> [Written problem]:
Extract each line of the data below exactly as written.

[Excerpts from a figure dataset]
===============
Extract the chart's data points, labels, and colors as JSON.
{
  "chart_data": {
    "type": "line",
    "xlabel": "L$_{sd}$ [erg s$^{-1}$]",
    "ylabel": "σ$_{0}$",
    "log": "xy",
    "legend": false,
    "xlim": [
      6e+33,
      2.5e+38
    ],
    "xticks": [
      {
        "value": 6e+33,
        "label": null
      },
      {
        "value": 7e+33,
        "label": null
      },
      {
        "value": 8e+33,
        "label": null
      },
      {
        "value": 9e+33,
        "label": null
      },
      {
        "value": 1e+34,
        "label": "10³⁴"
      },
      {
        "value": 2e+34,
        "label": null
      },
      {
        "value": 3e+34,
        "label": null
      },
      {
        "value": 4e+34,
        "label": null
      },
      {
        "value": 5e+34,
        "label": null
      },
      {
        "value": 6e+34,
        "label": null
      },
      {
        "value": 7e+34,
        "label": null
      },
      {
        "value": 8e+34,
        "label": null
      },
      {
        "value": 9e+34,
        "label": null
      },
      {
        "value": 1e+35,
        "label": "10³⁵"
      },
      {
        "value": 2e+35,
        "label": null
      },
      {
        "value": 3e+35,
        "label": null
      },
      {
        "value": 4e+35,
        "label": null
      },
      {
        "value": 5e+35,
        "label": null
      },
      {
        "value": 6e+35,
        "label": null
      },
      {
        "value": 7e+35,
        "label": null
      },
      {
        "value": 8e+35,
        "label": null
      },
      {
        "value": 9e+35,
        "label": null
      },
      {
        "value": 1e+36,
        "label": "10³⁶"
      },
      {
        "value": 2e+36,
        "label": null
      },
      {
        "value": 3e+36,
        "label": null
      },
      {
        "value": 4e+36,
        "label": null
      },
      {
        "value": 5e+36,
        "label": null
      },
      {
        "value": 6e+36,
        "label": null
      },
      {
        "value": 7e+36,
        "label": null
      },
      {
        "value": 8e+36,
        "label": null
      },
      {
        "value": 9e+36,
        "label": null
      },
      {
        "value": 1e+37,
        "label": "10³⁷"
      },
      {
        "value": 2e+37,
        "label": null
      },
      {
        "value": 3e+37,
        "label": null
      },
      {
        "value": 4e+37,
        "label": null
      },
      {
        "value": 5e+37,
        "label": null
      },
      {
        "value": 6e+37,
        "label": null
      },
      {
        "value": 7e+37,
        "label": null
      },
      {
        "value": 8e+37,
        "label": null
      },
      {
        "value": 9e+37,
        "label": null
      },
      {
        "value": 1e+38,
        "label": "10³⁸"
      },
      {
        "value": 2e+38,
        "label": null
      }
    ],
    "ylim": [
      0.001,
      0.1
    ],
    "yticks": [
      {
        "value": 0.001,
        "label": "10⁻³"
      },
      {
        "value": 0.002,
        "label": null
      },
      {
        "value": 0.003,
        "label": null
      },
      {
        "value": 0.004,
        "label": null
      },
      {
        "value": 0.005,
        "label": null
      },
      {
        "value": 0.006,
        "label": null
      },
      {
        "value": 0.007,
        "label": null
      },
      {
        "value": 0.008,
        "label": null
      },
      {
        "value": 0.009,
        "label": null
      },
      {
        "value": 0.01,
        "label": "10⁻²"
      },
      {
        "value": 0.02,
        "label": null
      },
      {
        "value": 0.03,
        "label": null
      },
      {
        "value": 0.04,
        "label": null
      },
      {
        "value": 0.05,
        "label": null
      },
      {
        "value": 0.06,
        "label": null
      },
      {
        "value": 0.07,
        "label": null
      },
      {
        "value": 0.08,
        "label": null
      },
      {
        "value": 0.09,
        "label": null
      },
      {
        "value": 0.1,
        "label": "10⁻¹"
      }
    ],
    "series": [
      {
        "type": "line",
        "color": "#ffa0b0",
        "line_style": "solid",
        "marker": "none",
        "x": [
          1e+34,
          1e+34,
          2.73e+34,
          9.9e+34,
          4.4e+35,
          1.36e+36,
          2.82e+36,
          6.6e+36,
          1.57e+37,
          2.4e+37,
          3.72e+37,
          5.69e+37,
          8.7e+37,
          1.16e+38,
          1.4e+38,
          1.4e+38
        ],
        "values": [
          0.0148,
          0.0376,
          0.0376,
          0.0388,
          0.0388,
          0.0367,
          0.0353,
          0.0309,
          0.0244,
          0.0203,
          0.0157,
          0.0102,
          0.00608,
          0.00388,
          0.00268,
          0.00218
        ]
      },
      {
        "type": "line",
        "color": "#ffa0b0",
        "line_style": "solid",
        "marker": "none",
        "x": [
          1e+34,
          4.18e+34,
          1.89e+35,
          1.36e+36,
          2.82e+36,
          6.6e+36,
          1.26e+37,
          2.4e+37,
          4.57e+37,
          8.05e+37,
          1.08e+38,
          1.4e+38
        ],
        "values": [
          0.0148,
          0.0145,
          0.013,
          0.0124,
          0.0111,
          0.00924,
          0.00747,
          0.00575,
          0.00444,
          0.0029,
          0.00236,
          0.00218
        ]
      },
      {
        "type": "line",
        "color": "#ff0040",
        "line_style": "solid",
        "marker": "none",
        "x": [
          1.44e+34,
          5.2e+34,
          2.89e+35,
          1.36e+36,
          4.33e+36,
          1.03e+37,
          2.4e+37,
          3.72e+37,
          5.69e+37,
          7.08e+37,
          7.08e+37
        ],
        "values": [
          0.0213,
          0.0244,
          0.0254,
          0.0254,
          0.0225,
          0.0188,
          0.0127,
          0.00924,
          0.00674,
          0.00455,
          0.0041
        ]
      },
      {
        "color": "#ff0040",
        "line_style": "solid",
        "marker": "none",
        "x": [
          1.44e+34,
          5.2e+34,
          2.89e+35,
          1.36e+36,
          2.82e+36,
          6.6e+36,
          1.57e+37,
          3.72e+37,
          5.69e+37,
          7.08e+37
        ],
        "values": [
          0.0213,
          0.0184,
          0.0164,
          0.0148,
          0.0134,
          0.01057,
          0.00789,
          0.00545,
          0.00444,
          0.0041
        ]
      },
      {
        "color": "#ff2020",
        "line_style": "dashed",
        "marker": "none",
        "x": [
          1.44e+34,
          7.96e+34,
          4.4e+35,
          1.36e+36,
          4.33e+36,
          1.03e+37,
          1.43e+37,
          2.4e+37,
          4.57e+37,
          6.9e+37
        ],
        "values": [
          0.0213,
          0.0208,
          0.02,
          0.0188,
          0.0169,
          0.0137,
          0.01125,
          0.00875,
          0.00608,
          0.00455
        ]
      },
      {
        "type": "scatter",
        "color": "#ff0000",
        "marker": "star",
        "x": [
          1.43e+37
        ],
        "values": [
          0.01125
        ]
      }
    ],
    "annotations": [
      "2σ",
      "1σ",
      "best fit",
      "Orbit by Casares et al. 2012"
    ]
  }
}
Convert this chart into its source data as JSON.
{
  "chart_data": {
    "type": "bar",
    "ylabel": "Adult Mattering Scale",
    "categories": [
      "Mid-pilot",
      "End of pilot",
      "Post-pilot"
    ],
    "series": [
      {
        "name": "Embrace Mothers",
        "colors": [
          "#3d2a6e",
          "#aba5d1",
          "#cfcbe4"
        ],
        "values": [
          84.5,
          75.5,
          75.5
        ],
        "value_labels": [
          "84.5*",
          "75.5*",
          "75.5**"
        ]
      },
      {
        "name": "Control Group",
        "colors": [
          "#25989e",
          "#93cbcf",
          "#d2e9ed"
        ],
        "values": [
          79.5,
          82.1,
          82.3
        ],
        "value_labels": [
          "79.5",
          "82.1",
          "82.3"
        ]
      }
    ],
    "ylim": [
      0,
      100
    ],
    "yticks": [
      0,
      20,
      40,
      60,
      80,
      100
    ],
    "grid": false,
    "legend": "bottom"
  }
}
===============
> [Right answer]:
Extract the chart's data points, labels, and colors as JSON.
{
  "chart_data": {
    "type": "line",
    "xlabel": "L$_{sd}$ [erg s$^{-1}$]",
    "ylabel": "σ$_{0}$",
    "log": "xy",
    "legend": false,
    "xlim": [
      6e+33,
      2.5e+38
    ],
    "xticks": [
      {
        "value": 6e+33,
        "label": null
      },
      {
        "value": 7e+33,
        "label": null
      },
      {
        "value": 8e+33,
        "label": null
      },
      {
        "value": 9e+33,
        "label": null
      },
      {
        "value": 1e+34,
        "label": "10³⁴"
      },
      {
        "value": 2e+34,
        "label": null
      },
      {
        "value": 3e+34,
        "label": null
      },
      {
        "value": 4e+34,
        "label": null
      },
      {
        "value": 5e+34,
        "label": null
      },
      {
        "value": 6e+34,
        "label": null
      },
      {
        "value": 7e+34,
        "label": null
      },
      {
        "value": 8e+34,
        "label": null
      },
      {
        "value": 9e+34,
        "label": null
      },
      {
        "value": 1e+35,
        "label": "10³⁵"
      },
      {
        "value": 2e+35,
        "label": null
      },
      {
        "value": 3e+35,
        "label": null
      },
      {
        "value": 4e+35,
        "label": null
      },
      {
        "value": 5e+35,
        "label": null
      },
      {
        "value": 6e+35,
        "label": null
      },
      {
        "value": 7e+35,
        "label": null
      },
      {
        "value": 8e+35,
        "label": null
      },
      {
        "value": 9e+35,
        "label": null
      },
      {
        "value": 1e+36,
        "label": "10³⁶"
      },
      {
        "value": 2e+36,
        "label": null
      },
      {
        "value": 3e+36,
        "label": null
      },
      {
        "value": 4e+36,
        "label": null
      },
      {
        "value": 5e+36,
        "label": null
      },
      {
        "value": 6e+36,
        "label": null
      },
      {
        "value": 7e+36,
        "label": null
      },
      {
        "value": 8e+36,
        "label": null
      },
      {
        "value": 9e+36,
        "label": null
      },
      {
        "value": 1e+37,
        "label": "10³⁷"
      },
      {
        "value": 2e+37,
        "label": null
      },
      {
        "value": 3e+37,
        "label": null
      },
      {
        "value": 4e+37,
        "label": null
      },
      {
        "value": 5e+37,
        "label": null
      },
      {
        "value": 6e+37,
        "label": null
      },
      {
        "value": 7e+37,
        "label": null
      },
      {
        "value": 8e+37,
        "label": null
      },
      {
        "value": 9e+37,
        "label": null
      },
      {
        "value": 1e+38,
        "label": "10³⁸"
      },
      {
        "value": 2e+38,
        "label": null
      }
    ],
    "ylim": [
      0.001,
      0.1
    ],
    "yticks": [
      {
        "value": 0.001,
        "label": "10⁻³"
      },
      {
        "value": 0.002,
        "label": null
      },
      {
        "value": 0.003,
        "label": null
      },
      {
        "value": 0.004,
        "label": null
      },
      {
        "value": 0.005,
        "label": null
      },
      {
        "value": 0.006,
        "label": null
      },
      {
        "value": 0.007,
        "label": null
      },
      {
        "value": 0.008,
        "label": null
      },
      {
        "value": 0.009,
        "label": null
      },
      {
        "value": 0.01,
        "label": "10⁻²"
      },
      {
        "value": 0.02,
        "label": null
      },
      {
        "value": 0.03,
        "label": null
      },
      {
        "value": 0.04,
        "label": null
      },
      {
        "value": 0.05,
        "label": null
      },
      {
        "value": 0.06,
        "label": null
      },
      {
        "value": 0.07,
        "label": null
      },
      {
        "value": 0.08,
        "label": null
      },
      {
        "value": 0.09,
        "label": null
      },
      {
        "value": 0.1,
        "label": "10⁻¹"
      }
    ],
    "series": [
      {
        "type": "line",
        "color": "#ffa0b0",
        "line_style": "solid",
        "marker": "none",
        "x": [
          1e+34,
          1e+34,
          2.73e+34,
          9.9e+34,
          4.4e+35,
          1.36e+36,
          2.82e+36,
          6.6e+36,
          1.57e+37,
          2.4e+37,
          3.72e+37,
          5.69e+37,
          8.7e+37,
          1.16e+38,
          1.4e+38,
          1.4e+38
        ],
        "values": [
          0.0148,
          0.0376,
          0.0376,
          0.0388,
          0.0388,
          0.0367,
          0.0353,
          0.0309,
          0.0244,
          0.0203,
          0.0157,
          0.0102,
          0.00608,
          0.00388,
          0.00268,
          0.00218
        ]
      },
      {
        "type": "line",
        "color": "#ffa0b0",
        "line_style": "solid",
        "marker": "none",
        "x": [
          1e+34,
          4.18e+34,
          1.89e+35,
          1.36e+36,
          2.82e+36,
          6.6e+36,
          1.26e+37,
          2.4e+37,
          4.57e+37,
          8.05e+37,
          1.08e+38,
          1.4e+38
        ],
        "values": [
          0.0148,
          0.0145,
          0.013,
          0.0124,
          0.0111,
          0.00924,
          0.00747,
          0.00575,
          0.00444,
          0.0029,
          0.00236,
          0.00218
        ]
      },
      {
        "type": "line",
        "color": "#ff0040",
        "line_style": "solid",
        "marker": "none",
        "x": [
          1.44e+34,
          5.2e+34,
          2.89e+35,
          1.36e+36,
          4.33e+36,
          1.03e+37,
          2.4e+37,
          3.72e+37,
          5.69e+37,
          7.08e+37,
          7.08e+37
        ],
        "values": [
          0.0213,
          0.0244,
          0.0254,
          0.0254,
          0.0225,
          0.0188,
          0.0127,
          0.00924,
          0.00674,
          0.00455,
          0.0041
        ]
      },
      {
        "color": "#ff0040",
        "line_style": "solid",
        "marker": "none",
        "x": [
          1.44e+34,
          5.2e+34,
          2.89e+35,
          1.36e+36,
          2.82e+36,
          6.6e+36,
          1.57e+37,
          3.72e+37,
          5.69e+37,
          7.08e+37
        ],
        "values": [
          0.0213,
          0.0184,
          0.0164,
          0.0148,
          0.0134,
          0.01057,
          0.00789,
          0.00545,
          0.00444,
          0.0041
        ]
      },
      {
        "color": "#ff2020",
        "line_style": "dashed",
        "marker": "none",
        "x": [
          1.44e+34,
          7.96e+34,
          4.4e+35,
          1.36e+36,
          4.33e+36,
          1.03e+37,
          1.43e+37,
          2.4e+37,
          4.57e+37,
          6.9e+37
        ],
        "values": [
          0.0213,
          0.0208,
          0.02,
          0.0188,
          0.0169,
          0.0137,
          0.01125,
          0.00875,
          0.00608,
          0.00455
        ]
      },
      {
        "type": "scatter",
        "color": "#ff0000",
        "marker": "star",
        "x": [
          1.43e+37
        ],
        "values": [
          0.01125
        ]
      }
    ],
    "annotations": [
      "2σ",
      "1σ",
      "best fit",
      "Orbit by Casares et al. 2012"
    ]
  }
}
Convert this chart into its source data as JSON.
{
  "chart_data": {
    "type": "bar",
    "ylabel": "Adult Mattering Scale",
    "categories": [
      "Mid-pilot",
      "End of pilot",
      "Post-pilot"
    ],
    "series": [
      {
        "name": "Embrace Mothers",
        "colors": [
          "#3d2a6e",
          "#aba5d1",
          "#cfcbe4"
        ],
        "values": [
          84.5,
          75.5,
          75.5
        ],
        "value_labels": [
          "84.5*",
          "75.5*",
          "75.5**"
        ]
      },
      {
        "name": "Control Group",
        "colors": [
          "#25989e",
          "#93cbcf",
          "#d2e9ed"
        ],
        "values": [
          79.5,
          82.1,
          82.3
        ],
        "value_labels": [
          "79.5",
          "82.1",
          "82.3"
        ]
      }
    ],
    "ylim": [
      0,
      100
    ],
    "yticks": [
      0,
      20,
      40,
      60,
      80,
      100
    ],
    "grid": false,
    "legend": "bottom"
  }
}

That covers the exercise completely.